==== SOURCE DATA ====

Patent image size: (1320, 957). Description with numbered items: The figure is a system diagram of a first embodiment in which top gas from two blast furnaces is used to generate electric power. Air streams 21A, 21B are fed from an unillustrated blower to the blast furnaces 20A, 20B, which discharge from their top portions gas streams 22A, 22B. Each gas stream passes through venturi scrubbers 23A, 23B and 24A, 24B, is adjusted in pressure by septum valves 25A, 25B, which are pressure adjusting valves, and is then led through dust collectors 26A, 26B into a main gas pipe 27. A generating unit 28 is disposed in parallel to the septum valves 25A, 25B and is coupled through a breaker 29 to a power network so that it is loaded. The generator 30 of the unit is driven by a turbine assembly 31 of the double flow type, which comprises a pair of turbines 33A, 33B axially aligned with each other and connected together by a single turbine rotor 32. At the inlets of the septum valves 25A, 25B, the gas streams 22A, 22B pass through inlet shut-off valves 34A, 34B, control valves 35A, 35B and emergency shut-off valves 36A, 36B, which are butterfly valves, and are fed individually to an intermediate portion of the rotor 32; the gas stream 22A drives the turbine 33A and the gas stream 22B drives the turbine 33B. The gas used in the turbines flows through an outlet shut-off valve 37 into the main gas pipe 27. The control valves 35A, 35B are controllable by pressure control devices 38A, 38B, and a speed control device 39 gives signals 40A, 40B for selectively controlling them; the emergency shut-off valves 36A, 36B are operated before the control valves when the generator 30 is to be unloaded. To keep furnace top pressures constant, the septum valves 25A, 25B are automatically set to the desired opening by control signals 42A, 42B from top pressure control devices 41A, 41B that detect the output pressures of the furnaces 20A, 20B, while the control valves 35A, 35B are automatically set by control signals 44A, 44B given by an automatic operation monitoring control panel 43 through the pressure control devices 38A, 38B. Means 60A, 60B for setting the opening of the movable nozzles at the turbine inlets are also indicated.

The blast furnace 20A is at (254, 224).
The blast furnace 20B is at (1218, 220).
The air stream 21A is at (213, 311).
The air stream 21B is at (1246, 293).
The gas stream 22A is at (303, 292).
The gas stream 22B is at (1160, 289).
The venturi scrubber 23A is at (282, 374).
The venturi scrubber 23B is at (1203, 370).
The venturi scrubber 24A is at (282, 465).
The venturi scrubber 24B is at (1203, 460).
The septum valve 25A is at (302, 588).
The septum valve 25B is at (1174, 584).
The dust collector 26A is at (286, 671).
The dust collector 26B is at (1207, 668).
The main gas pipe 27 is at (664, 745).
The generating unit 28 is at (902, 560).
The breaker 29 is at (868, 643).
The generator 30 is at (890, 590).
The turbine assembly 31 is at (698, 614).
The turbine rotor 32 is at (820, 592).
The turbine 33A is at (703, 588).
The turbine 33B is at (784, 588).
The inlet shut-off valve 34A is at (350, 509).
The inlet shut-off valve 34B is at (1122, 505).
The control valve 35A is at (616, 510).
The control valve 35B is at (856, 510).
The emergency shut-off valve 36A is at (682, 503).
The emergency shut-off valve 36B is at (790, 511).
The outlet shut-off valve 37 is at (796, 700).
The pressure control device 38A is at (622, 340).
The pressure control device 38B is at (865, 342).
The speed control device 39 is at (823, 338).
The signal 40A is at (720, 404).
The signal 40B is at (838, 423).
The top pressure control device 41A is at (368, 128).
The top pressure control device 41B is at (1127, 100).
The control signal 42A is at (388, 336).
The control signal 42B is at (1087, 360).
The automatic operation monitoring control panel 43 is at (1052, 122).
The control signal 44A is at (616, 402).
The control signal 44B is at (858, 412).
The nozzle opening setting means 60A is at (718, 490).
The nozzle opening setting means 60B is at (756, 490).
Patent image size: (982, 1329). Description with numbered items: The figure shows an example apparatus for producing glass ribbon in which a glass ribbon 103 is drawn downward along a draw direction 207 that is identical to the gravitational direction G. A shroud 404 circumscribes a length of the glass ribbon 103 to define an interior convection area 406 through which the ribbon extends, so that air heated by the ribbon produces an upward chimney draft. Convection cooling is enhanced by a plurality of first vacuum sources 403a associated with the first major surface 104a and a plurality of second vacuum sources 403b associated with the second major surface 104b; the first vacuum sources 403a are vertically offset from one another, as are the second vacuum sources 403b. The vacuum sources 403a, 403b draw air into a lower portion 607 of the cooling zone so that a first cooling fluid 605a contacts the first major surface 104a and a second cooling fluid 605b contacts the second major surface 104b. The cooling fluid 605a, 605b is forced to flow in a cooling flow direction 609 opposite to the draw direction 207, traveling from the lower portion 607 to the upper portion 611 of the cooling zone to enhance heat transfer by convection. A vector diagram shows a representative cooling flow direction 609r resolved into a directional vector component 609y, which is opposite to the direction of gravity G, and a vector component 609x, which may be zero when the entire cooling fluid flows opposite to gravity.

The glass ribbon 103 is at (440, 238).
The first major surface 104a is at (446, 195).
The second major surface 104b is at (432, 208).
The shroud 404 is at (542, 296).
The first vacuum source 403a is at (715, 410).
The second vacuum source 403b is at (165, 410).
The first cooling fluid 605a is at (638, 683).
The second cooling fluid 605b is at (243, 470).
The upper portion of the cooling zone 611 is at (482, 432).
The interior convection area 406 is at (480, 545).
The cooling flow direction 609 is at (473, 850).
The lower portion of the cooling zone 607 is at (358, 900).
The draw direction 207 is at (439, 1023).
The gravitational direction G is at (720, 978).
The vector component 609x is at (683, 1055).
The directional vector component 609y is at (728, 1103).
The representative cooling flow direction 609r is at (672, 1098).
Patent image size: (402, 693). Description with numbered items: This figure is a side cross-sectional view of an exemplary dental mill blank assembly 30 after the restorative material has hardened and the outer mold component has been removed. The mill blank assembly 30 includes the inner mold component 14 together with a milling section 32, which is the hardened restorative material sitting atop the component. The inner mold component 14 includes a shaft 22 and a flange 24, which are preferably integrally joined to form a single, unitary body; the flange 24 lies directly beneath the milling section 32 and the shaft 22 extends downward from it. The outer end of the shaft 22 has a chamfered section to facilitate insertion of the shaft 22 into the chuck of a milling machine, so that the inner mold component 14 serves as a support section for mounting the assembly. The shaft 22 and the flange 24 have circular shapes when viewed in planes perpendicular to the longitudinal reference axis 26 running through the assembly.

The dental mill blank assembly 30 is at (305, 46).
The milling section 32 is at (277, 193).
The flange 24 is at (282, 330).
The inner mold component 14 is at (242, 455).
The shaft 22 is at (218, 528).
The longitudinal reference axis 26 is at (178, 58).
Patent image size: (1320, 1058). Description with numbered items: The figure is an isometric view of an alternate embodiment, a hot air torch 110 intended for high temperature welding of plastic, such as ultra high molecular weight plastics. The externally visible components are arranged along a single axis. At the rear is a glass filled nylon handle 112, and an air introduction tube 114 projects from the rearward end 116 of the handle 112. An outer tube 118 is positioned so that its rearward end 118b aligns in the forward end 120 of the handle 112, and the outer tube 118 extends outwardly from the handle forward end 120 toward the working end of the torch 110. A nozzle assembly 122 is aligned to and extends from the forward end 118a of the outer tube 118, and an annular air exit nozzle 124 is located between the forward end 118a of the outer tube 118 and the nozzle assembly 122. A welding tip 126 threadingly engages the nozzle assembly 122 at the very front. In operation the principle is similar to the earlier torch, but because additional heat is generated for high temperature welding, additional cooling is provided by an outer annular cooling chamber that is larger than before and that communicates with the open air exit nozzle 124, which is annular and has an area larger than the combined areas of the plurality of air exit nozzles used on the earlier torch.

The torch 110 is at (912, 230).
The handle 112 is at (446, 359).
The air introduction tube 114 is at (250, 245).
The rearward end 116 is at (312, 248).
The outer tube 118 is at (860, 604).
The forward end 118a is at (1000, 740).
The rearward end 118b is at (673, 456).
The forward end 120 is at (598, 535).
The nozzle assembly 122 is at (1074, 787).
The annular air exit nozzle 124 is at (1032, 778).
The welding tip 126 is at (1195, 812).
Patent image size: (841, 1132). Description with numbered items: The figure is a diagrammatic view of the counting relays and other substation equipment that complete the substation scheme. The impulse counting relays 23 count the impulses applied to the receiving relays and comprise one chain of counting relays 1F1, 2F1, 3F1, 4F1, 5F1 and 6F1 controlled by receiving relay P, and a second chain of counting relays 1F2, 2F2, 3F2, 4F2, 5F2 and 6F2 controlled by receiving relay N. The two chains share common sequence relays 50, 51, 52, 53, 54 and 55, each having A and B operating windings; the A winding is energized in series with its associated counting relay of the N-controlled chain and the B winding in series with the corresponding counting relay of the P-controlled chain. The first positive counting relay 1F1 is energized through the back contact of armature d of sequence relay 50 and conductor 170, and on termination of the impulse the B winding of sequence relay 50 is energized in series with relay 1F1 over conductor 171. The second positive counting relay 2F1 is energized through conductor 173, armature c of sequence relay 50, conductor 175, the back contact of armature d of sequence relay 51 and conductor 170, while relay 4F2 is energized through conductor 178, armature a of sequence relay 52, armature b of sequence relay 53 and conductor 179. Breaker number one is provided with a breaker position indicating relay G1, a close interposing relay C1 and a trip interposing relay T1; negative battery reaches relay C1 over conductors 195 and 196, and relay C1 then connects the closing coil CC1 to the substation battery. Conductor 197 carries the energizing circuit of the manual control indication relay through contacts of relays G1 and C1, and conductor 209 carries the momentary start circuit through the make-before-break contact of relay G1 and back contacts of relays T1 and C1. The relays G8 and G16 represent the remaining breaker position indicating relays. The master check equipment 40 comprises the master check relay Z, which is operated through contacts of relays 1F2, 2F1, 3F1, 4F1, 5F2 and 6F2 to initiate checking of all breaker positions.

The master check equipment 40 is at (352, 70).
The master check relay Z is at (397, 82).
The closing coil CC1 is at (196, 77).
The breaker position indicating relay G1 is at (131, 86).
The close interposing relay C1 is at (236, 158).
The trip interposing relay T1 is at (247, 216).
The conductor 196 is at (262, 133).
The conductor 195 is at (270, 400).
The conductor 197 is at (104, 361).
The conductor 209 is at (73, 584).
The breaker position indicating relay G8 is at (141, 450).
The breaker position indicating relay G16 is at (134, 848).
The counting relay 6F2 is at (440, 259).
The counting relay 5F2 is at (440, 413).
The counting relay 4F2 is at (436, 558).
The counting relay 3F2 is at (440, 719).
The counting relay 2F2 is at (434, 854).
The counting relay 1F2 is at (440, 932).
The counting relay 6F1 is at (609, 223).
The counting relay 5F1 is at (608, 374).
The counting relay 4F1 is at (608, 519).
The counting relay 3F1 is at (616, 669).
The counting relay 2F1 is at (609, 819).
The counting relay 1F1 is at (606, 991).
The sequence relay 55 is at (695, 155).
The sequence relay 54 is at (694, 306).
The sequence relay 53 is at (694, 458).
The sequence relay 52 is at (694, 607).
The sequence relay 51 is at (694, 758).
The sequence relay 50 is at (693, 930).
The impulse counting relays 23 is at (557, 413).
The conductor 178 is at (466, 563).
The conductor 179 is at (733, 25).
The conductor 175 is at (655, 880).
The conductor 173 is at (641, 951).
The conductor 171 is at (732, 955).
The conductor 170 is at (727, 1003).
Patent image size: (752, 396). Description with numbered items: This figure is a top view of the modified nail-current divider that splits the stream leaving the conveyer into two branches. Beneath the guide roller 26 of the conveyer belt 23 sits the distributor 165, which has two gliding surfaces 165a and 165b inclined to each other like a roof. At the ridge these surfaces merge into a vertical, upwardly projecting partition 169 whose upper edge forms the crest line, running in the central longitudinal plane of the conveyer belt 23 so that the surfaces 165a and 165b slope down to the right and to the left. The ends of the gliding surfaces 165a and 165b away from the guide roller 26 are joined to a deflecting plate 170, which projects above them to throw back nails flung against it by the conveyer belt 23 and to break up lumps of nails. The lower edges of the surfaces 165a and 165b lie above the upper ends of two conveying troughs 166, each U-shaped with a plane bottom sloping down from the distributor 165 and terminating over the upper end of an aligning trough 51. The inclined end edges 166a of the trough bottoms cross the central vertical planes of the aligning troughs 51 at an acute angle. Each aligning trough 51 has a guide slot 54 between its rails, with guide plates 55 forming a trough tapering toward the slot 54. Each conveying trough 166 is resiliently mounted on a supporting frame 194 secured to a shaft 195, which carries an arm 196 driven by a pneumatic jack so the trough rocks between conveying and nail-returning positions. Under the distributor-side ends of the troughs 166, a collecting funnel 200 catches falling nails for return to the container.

====

• **WORK REQUIRED**
Report each line of the material above that contains the string "reference".

• **WORKED SOLUTION**
Patent image size: (402, 693). Description with numbered items: This figure is a side cross-sectional view of an exemplary dental mill blank assembly 30 after the restorative material has hardened and the outer mold component has been removed. The mill blank assembly 30 includes the inner mold component 14 together with a milling section 32, which is the hardened restorative material sitting atop the component. The inner mold component 14 includes a shaft 22 and a flange 24, which are preferably integrally joined to form a single, unitary body; the flange 24 lies directly beneath the milling section 32 and the shaft 22 extends downward from it. The outer end of the shaft 22 has a chamfered section to facilitate insertion of the shaft 22 into the chuck of a milling machine, so that the inner mold component 14 serves as a support section for mounting the assembly. The shaft 22 and the flange 24 have circular shapes when viewed in planes perpendicular to the longitudinal reference axis 26 running through the assembly.
The longitudinal reference axis 26 is at (178, 58).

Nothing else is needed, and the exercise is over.